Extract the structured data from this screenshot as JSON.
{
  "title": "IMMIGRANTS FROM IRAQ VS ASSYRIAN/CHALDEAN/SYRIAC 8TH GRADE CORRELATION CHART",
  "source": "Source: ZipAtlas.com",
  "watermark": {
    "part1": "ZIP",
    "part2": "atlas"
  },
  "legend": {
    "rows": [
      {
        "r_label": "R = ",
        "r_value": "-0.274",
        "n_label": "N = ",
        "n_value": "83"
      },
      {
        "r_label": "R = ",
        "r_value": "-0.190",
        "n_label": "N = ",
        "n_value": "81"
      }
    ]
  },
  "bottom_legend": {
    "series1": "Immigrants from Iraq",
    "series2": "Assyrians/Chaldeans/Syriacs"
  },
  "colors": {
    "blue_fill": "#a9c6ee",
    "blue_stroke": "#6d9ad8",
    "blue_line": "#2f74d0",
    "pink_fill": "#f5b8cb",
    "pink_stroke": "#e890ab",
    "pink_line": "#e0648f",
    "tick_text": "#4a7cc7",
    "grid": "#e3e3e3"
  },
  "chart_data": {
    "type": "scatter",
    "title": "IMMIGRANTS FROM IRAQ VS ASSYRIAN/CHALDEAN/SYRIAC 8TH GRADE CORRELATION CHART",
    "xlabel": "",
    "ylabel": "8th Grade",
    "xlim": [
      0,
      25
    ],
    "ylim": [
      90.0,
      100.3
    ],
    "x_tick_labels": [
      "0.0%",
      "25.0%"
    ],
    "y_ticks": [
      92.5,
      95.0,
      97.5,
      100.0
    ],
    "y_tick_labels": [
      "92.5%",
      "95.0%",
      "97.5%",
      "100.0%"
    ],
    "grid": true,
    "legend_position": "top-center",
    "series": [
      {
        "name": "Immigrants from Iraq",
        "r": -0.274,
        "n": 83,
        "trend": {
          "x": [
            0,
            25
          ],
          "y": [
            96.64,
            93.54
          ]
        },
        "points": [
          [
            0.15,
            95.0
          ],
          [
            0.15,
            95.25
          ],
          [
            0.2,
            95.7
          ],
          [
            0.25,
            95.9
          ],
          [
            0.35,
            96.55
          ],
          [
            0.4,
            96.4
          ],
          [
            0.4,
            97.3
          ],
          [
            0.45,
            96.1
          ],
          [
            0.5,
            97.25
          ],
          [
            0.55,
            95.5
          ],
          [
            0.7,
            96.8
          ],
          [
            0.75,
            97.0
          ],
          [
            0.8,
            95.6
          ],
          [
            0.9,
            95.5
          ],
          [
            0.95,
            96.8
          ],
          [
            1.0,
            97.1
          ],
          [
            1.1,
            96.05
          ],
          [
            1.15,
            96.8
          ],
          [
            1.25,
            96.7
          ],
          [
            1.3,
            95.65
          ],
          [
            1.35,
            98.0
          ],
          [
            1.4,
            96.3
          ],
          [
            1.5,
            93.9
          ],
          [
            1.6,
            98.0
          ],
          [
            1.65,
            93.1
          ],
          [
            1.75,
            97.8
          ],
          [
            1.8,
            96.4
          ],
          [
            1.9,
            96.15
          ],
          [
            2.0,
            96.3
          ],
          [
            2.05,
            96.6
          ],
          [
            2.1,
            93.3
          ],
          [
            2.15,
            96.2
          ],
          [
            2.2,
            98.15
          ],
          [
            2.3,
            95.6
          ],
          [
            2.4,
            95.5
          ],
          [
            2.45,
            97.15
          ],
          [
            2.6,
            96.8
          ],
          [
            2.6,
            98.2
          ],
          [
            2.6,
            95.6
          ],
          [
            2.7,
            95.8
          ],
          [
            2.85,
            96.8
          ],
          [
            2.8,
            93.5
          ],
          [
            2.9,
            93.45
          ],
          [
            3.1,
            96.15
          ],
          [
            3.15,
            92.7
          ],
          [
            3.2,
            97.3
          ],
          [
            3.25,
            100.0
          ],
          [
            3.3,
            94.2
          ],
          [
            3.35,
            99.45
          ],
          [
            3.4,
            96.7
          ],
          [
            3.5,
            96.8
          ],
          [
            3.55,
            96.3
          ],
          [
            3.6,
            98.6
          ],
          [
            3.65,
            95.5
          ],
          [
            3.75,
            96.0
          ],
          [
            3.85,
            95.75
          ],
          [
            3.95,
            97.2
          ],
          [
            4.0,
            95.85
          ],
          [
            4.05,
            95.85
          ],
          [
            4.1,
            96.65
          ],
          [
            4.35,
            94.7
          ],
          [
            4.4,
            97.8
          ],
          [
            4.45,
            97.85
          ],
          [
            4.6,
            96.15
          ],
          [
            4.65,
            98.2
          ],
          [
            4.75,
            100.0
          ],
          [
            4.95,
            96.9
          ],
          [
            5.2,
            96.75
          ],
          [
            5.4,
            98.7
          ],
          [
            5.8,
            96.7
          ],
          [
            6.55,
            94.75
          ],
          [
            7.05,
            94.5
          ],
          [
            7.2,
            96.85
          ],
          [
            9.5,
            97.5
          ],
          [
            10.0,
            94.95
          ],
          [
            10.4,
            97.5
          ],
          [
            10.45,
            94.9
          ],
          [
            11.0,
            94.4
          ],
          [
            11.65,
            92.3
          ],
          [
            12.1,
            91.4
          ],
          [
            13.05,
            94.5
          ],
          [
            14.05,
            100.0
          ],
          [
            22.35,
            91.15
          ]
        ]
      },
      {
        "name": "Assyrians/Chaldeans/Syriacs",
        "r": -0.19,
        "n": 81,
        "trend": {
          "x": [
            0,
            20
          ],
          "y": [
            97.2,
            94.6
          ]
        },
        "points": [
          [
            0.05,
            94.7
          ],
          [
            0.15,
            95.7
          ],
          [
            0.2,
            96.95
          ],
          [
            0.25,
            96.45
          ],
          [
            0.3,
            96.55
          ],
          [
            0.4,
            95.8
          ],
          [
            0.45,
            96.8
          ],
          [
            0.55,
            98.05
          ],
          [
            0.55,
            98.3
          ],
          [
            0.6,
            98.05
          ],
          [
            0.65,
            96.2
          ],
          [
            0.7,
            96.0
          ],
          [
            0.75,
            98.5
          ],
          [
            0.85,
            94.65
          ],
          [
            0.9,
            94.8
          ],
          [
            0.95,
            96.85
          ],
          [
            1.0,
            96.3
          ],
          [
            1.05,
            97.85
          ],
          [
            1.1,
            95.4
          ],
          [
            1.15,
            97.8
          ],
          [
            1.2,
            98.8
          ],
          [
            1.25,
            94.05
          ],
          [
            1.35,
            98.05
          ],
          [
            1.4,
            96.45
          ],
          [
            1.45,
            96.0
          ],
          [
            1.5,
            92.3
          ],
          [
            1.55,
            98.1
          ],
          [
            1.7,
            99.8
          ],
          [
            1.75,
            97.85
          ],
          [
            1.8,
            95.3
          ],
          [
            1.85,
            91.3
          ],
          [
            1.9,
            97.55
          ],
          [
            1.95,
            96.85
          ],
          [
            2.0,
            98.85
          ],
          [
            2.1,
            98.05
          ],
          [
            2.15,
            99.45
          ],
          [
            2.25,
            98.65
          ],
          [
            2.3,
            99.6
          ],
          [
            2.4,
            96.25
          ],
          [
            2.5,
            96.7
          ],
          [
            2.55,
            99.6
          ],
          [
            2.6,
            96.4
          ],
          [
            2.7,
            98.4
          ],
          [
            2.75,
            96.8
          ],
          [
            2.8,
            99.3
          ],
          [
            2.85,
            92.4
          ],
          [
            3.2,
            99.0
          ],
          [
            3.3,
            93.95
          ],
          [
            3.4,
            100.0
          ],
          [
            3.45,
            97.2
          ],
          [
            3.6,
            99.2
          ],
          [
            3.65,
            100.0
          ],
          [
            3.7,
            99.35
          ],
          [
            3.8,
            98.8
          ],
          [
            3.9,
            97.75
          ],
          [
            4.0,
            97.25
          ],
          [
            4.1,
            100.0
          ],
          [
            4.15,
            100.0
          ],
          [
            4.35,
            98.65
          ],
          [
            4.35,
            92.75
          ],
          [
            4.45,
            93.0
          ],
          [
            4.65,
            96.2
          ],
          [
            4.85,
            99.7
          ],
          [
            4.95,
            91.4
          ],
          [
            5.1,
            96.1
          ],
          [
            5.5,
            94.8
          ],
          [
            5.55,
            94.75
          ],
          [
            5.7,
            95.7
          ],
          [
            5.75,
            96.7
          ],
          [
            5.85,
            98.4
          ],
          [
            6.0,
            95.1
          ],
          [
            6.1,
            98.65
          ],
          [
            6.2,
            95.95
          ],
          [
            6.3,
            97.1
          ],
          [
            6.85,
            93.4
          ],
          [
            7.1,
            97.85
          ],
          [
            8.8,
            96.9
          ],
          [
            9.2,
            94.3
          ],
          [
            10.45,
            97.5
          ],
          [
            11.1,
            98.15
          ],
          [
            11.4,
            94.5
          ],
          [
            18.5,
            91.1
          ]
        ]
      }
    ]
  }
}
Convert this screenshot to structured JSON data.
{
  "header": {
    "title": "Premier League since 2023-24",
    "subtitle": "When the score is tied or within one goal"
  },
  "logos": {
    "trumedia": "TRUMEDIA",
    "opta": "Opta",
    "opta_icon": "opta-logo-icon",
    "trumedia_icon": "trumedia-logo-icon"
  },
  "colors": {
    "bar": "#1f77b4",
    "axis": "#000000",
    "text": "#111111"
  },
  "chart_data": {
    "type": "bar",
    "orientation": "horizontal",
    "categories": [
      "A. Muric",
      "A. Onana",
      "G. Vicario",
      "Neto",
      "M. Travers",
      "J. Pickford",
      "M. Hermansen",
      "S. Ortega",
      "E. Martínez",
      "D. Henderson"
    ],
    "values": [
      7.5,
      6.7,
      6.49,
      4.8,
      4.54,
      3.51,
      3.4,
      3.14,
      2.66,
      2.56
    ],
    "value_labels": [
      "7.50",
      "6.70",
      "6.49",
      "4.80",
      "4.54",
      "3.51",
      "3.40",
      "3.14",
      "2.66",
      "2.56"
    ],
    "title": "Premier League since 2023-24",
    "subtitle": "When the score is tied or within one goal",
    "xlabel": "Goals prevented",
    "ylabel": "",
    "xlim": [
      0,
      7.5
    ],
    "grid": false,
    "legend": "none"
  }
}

__EXERCISE__: Exactly reproduce the lines from the one containing "Convert this screenshot" through the end of the records, and only those lines.

__SOLUTION FOR THIS TASK__:
Convert this screenshot to structured JSON data.
{
  "header": {
    "title": "Premier League since 2023-24",
    "subtitle": "When the score is tied or within one goal"
  },
  "logos": {
    "trumedia": "TRUMEDIA",
    "opta": "Opta",
    "opta_icon": "opta-logo-icon",
    "trumedia_icon": "trumedia-logo-icon"
  },
  "colors": {
    "bar": "#1f77b4",
    "axis": "#000000",
    "text": "#111111"
  },
  "chart_data": {
    "type": "bar",
    "orientation": "horizontal",
    "categories": [
      "A. Muric",
      "A. Onana",
      "G. Vicario",
      "Neto",
      "M. Travers",
      "J. Pickford",
      "M. Hermansen",
      "S. Ortega",
      "E. Martínez",
      "D. Henderson"
    ],
    "values": [
      7.5,
      6.7,
      6.49,
      4.8,
      4.54,
      3.51,
      3.4,
      3.14,
      2.66,
      2.56
    ],
    "value_labels": [
      "7.50",
      "6.70",
      "6.49",
      "4.80",
      "4.54",
      "3.51",
      "3.40",
      "3.14",
      "2.66",
      "2.56"
    ],
    "title": "Premier League since 2023-24",
    "subtitle": "When the score is tied or within one goal",
    "xlabel": "Goals prevented",
    "ylabel": "",
    "xlim": [
      0,
      7.5
    ],
    "grid": false,
    "legend": "none"
  }
}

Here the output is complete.